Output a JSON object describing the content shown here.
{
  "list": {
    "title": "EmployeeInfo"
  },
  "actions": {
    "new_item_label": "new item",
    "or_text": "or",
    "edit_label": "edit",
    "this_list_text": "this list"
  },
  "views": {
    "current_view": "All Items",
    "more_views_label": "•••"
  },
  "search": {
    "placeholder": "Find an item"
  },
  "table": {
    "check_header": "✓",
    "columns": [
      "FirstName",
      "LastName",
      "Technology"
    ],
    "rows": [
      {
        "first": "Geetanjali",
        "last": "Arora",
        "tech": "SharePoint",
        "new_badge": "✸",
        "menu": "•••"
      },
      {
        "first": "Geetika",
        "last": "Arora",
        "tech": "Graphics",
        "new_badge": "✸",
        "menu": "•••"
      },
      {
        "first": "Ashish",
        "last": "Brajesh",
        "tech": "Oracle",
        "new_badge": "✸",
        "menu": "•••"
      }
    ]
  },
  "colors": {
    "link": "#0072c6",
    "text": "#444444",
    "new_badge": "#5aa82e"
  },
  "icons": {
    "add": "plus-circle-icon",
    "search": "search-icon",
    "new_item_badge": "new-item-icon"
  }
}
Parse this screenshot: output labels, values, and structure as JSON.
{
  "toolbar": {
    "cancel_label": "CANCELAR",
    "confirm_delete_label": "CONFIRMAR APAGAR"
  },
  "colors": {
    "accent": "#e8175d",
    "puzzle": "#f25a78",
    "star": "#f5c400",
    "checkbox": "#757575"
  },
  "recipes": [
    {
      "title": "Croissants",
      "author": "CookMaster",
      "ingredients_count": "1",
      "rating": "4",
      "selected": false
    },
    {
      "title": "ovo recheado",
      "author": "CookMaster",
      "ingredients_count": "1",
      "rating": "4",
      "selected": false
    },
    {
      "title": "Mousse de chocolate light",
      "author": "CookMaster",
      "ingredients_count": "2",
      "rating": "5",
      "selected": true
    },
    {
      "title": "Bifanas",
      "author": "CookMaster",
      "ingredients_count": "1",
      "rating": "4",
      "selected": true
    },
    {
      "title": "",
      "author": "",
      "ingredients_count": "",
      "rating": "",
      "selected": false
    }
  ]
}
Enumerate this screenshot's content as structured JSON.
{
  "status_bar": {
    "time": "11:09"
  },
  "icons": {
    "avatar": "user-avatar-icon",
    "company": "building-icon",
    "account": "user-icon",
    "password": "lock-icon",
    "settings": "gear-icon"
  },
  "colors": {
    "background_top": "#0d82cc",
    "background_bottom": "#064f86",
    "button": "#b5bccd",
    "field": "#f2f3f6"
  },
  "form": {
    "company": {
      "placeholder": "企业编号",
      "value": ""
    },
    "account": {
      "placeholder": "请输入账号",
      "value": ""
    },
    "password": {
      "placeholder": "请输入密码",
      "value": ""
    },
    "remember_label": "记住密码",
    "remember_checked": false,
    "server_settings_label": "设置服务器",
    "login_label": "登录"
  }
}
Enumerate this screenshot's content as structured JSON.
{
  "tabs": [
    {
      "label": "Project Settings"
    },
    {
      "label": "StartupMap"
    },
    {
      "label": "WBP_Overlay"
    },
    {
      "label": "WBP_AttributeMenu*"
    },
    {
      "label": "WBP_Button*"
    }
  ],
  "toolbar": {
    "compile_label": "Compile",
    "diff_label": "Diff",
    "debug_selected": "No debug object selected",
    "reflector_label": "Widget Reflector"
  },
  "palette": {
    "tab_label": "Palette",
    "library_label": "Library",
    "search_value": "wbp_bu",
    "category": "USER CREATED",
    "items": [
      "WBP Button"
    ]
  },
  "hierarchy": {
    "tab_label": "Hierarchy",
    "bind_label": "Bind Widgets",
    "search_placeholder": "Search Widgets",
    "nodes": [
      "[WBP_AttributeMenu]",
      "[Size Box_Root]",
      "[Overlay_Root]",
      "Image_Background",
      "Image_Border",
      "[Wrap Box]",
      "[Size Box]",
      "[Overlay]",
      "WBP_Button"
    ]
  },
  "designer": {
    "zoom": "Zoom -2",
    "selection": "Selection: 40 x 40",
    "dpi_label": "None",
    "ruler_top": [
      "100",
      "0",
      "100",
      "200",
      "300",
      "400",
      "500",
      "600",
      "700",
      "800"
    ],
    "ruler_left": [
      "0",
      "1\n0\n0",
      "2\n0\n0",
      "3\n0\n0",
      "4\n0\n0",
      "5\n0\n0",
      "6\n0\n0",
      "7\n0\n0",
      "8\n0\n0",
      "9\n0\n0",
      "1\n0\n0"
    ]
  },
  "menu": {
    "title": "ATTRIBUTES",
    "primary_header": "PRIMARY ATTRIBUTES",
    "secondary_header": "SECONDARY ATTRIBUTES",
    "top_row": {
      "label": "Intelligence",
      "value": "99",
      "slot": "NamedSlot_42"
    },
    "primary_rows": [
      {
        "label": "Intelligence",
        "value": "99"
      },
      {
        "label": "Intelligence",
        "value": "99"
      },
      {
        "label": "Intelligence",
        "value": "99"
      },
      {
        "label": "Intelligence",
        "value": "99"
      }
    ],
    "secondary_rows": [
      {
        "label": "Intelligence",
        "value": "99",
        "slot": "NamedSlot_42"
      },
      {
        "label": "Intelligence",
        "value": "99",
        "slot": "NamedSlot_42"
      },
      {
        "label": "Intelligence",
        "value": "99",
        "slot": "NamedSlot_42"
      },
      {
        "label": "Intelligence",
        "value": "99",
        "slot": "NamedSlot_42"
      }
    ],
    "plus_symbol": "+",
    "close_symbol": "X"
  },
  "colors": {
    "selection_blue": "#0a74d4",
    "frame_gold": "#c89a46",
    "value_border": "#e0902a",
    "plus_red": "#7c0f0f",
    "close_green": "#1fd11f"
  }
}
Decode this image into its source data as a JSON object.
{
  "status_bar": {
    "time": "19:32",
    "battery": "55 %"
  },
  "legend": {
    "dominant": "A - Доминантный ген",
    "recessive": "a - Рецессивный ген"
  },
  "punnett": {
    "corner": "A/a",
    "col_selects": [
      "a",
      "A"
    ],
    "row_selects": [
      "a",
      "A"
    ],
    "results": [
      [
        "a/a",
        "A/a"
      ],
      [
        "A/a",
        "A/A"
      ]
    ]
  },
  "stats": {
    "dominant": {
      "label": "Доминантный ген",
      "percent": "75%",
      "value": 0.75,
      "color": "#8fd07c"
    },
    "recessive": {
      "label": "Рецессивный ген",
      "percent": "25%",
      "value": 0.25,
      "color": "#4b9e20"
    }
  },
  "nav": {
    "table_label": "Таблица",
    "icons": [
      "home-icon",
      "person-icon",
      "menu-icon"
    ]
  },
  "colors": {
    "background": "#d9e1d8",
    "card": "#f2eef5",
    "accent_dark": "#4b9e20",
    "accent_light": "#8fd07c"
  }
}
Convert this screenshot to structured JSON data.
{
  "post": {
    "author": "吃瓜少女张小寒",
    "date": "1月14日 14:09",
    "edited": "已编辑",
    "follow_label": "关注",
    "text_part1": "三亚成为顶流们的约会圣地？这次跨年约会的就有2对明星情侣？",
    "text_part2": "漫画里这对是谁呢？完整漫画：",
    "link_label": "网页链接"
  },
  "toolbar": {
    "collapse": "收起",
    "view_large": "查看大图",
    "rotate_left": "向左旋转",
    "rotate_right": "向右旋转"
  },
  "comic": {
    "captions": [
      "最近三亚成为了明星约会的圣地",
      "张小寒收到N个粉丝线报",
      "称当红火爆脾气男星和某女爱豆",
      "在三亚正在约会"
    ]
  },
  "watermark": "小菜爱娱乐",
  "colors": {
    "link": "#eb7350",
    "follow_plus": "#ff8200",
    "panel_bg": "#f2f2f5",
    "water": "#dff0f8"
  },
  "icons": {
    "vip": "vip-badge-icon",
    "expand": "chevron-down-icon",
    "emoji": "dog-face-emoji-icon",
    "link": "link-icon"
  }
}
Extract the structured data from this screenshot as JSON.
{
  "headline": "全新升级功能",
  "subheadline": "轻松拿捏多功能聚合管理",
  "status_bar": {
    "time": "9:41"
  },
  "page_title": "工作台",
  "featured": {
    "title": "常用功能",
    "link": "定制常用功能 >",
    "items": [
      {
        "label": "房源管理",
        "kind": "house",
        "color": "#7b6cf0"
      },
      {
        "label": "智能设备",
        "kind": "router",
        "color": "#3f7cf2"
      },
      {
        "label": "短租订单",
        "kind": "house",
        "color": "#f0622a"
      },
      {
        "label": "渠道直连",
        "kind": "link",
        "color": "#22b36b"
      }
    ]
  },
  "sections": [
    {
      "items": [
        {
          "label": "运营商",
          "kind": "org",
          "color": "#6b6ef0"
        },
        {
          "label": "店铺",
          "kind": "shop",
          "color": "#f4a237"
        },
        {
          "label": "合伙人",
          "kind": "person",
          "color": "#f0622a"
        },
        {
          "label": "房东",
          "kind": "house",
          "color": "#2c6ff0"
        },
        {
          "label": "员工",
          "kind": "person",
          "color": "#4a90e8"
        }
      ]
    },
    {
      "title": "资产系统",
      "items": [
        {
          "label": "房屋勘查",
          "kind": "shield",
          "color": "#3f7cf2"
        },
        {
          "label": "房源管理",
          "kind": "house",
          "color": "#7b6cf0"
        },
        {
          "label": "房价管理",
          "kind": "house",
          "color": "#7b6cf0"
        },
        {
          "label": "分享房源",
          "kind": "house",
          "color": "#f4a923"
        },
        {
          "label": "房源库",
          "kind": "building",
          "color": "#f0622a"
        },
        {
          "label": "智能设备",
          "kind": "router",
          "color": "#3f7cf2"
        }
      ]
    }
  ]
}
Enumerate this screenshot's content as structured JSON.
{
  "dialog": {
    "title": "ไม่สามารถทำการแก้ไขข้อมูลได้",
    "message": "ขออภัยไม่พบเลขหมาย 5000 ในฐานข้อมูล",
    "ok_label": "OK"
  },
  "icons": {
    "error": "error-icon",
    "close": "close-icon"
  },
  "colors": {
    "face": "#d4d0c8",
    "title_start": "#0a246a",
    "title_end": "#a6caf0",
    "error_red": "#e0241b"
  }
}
═══
Find all lines with "data" in them and copy each one.

- Written reply -
Decode this image into its source data as a JSON object.
Convert this screenshot to structured JSON data.
Extract the structured data from this screenshot as JSON.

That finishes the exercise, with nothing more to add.